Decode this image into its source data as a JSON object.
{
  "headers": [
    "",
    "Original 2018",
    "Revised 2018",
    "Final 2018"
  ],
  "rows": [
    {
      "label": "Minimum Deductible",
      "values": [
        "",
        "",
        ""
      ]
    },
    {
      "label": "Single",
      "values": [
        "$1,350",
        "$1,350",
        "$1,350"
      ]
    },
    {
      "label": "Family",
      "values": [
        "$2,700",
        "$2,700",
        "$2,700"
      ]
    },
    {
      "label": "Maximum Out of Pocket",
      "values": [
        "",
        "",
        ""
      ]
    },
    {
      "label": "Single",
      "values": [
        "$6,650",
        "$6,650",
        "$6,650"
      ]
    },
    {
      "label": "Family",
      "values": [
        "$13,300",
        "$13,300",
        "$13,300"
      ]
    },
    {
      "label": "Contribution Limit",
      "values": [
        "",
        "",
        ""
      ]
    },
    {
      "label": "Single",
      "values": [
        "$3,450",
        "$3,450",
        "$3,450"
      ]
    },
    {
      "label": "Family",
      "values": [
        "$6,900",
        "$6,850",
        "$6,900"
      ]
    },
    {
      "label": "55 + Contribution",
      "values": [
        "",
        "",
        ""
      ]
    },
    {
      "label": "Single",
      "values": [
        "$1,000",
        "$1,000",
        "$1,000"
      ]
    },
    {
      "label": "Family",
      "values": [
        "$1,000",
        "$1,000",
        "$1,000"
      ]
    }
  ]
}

**Directions for this task:**
Each entry above needs to be retyped exactly.

**Answer to the exercise:**
Decode this image into its source data as a JSON object.
{
  "headers": [
    "",
    "Original 2018",
    "Revised 2018",
    "Final 2018"
  ],
  "rows": [
    {
      "label": "Minimum Deductible",
      "values": [
        "",
        "",
        ""
      ]
    },
    {
      "label": "Single",
      "values": [
        "$1,350",
        "$1,350",
        "$1,350"
      ]
    },
    {
      "label": "Family",
      "values": [
        "$2,700",
        "$2,700",
        "$2,700"
      ]
    },
    {
      "label": "Maximum Out of Pocket",
      "values": [
        "",
        "",
        ""
      ]
    },
    {
      "label": "Single",
      "values": [
        "$6,650",
        "$6,650",
        "$6,650"
      ]
    },
    {
      "label": "Family",
      "values": [
        "$13,300",
        "$13,300",
        "$13,300"
      ]
    },
    {
      "label": "Contribution Limit",
      "values": [
        "",
        "",
        ""
      ]
    },
    {
      "label": "Single",
      "values": [
        "$3,450",
        "$3,450",
        "$3,450"
      ]
    },
    {
      "label": "Family",
      "values": [
        "$6,900",
        "$6,850",
        "$6,900"
      ]
    },
    {
      "label": "55 + Contribution",
      "values": [
        "",
        "",
        ""
      ]
    },
    {
      "label": "Single",
      "values": [
        "$1,000",
        "$1,000",
        "$1,000"
      ]
    },
    {
      "label": "Family",
      "values": [
        "$1,000",
        "$1,000",
        "$1,000"
      ]
    }
  ]
}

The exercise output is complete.